[Data records]
━━━━━━
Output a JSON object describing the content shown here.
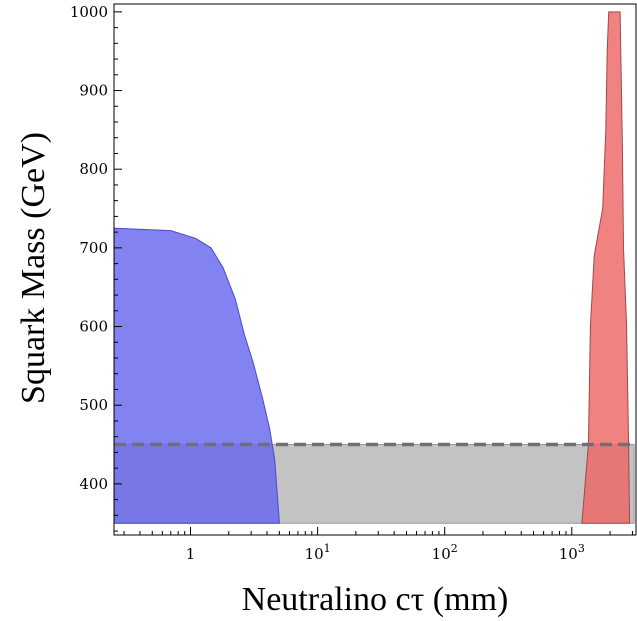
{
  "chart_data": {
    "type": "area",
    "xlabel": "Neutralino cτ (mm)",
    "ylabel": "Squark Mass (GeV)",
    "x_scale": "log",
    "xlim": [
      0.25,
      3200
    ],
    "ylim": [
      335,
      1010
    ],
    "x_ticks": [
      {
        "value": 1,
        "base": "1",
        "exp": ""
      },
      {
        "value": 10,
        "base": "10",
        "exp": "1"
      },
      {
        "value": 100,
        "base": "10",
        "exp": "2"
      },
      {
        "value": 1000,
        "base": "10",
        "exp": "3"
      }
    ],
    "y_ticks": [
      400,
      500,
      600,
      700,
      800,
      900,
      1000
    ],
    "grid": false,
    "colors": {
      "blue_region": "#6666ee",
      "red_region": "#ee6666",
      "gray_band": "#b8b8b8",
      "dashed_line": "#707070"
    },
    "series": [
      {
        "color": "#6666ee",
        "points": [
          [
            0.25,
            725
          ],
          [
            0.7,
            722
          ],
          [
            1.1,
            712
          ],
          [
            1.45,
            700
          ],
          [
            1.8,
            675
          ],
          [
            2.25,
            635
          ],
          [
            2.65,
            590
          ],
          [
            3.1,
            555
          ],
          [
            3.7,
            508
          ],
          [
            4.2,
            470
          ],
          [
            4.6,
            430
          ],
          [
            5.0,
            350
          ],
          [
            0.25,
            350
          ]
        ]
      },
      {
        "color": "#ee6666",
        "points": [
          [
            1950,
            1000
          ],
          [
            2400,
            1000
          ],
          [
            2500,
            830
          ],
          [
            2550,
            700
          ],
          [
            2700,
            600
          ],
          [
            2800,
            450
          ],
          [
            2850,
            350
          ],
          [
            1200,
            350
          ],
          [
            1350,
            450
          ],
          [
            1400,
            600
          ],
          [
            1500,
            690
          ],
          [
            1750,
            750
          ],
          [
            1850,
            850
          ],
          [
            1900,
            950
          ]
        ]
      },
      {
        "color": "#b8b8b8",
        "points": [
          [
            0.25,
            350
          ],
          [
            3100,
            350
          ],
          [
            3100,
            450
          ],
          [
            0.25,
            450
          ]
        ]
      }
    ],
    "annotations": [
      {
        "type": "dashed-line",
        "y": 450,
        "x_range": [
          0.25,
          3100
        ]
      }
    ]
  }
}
━━━━━━
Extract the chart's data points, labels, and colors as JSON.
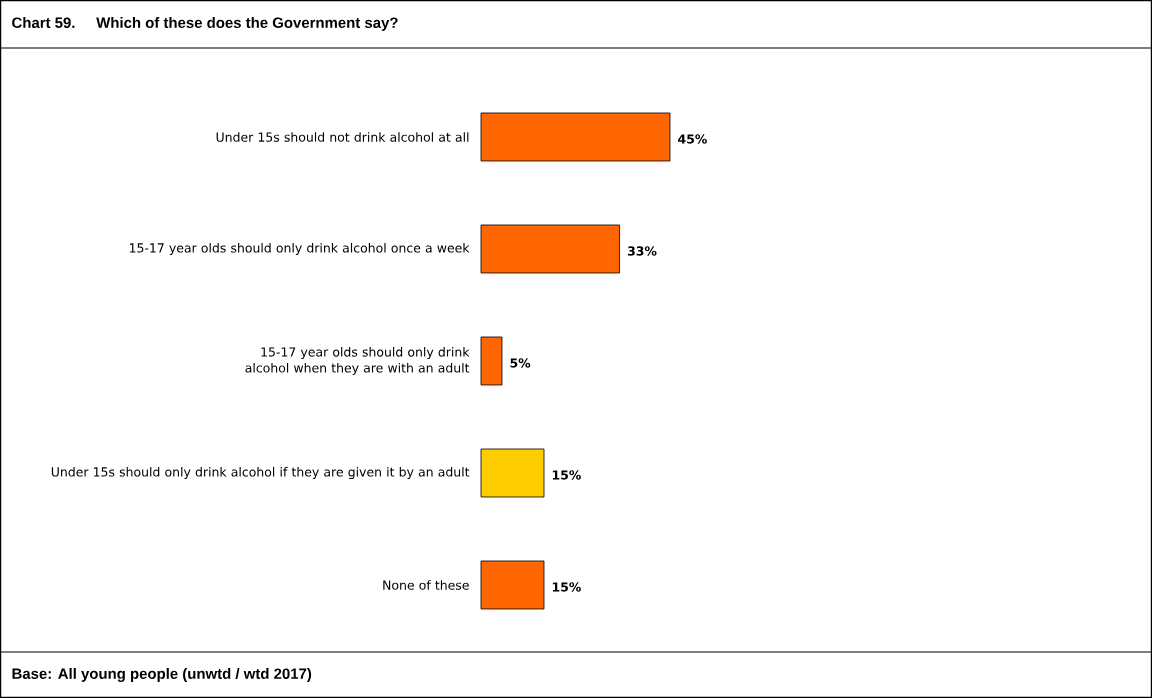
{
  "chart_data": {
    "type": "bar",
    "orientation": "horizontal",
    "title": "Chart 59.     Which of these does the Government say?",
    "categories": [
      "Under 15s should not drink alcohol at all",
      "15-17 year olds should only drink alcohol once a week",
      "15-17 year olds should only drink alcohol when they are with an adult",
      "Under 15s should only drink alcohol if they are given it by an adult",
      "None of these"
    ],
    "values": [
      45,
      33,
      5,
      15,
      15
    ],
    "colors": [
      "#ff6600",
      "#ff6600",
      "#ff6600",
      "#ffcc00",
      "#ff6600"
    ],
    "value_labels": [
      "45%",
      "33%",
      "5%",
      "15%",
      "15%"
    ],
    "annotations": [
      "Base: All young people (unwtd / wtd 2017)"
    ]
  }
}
━━━━━━
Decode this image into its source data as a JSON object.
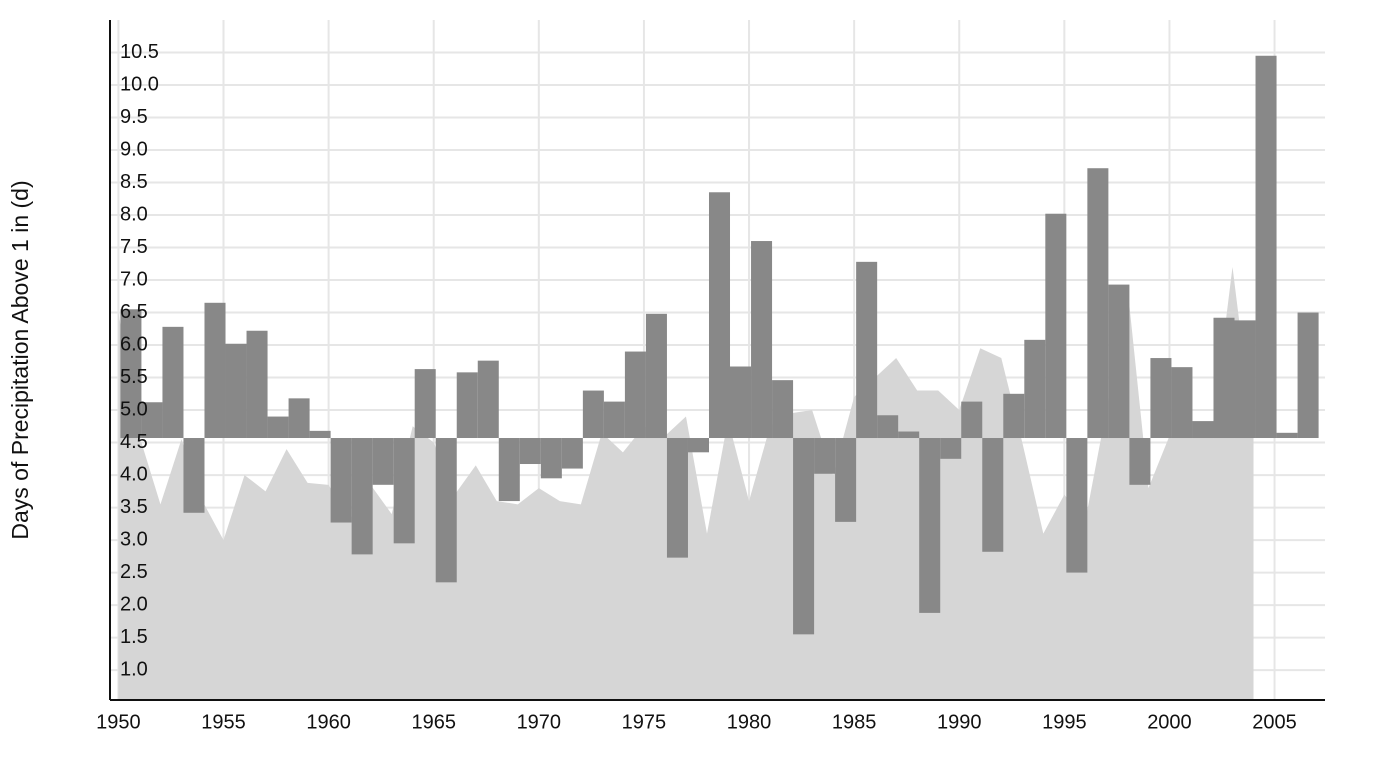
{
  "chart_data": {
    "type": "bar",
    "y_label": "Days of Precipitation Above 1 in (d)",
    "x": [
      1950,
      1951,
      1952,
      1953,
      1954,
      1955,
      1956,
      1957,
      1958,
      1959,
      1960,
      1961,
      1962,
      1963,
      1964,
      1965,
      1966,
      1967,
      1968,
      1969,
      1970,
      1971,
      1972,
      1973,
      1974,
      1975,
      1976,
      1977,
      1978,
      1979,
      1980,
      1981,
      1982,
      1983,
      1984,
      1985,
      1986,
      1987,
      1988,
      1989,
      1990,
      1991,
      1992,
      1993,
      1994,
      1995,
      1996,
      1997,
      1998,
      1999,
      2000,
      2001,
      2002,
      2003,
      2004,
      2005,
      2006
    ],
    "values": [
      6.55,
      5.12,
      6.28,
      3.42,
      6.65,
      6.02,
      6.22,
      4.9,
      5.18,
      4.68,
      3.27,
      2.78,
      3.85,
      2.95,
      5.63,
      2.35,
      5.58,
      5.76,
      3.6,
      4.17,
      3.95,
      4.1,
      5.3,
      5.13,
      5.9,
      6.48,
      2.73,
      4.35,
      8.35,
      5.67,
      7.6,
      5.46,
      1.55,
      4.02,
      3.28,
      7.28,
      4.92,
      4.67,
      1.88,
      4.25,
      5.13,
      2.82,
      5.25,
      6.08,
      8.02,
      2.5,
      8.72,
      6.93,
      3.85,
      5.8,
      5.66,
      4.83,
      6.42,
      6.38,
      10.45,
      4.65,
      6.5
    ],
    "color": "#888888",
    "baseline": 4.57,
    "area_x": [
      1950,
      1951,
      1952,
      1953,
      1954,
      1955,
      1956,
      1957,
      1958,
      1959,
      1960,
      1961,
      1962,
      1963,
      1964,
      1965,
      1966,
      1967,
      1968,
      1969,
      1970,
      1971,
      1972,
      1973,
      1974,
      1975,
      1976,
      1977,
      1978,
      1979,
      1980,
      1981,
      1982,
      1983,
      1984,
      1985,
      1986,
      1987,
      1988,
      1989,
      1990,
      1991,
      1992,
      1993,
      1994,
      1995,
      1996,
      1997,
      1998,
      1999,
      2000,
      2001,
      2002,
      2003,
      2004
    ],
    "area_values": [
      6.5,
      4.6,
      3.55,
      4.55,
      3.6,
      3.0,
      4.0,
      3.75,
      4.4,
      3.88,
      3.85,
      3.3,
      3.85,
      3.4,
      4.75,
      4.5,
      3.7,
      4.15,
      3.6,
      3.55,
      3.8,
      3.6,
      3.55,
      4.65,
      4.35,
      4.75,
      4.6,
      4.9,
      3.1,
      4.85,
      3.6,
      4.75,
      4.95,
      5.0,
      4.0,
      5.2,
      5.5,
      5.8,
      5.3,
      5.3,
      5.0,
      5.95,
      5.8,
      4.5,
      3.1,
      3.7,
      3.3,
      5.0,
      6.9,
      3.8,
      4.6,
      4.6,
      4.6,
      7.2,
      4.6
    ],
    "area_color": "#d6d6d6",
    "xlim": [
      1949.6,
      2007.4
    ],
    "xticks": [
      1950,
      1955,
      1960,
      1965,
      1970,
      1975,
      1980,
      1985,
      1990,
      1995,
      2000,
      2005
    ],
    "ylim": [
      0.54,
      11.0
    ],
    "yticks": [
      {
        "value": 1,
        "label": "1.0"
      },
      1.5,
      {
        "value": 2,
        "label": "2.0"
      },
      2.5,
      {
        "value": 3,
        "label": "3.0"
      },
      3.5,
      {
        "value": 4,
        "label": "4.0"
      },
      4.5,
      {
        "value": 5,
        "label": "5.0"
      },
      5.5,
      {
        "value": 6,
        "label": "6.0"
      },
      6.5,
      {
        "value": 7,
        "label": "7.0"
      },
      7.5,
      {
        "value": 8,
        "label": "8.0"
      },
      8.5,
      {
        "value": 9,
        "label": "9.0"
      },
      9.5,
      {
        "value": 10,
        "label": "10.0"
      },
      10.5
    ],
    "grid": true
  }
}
━━━━━━
Copy every single line of the material above that holds "alcohol".

      "Under 15s should not drink alcohol at all",
      "15-17 year olds should only drink alcohol once a week",
      "15-17 year olds should only drink alcohol when they are with an adult",
      "Under 15s should only drink alcohol if they are given it by an adult",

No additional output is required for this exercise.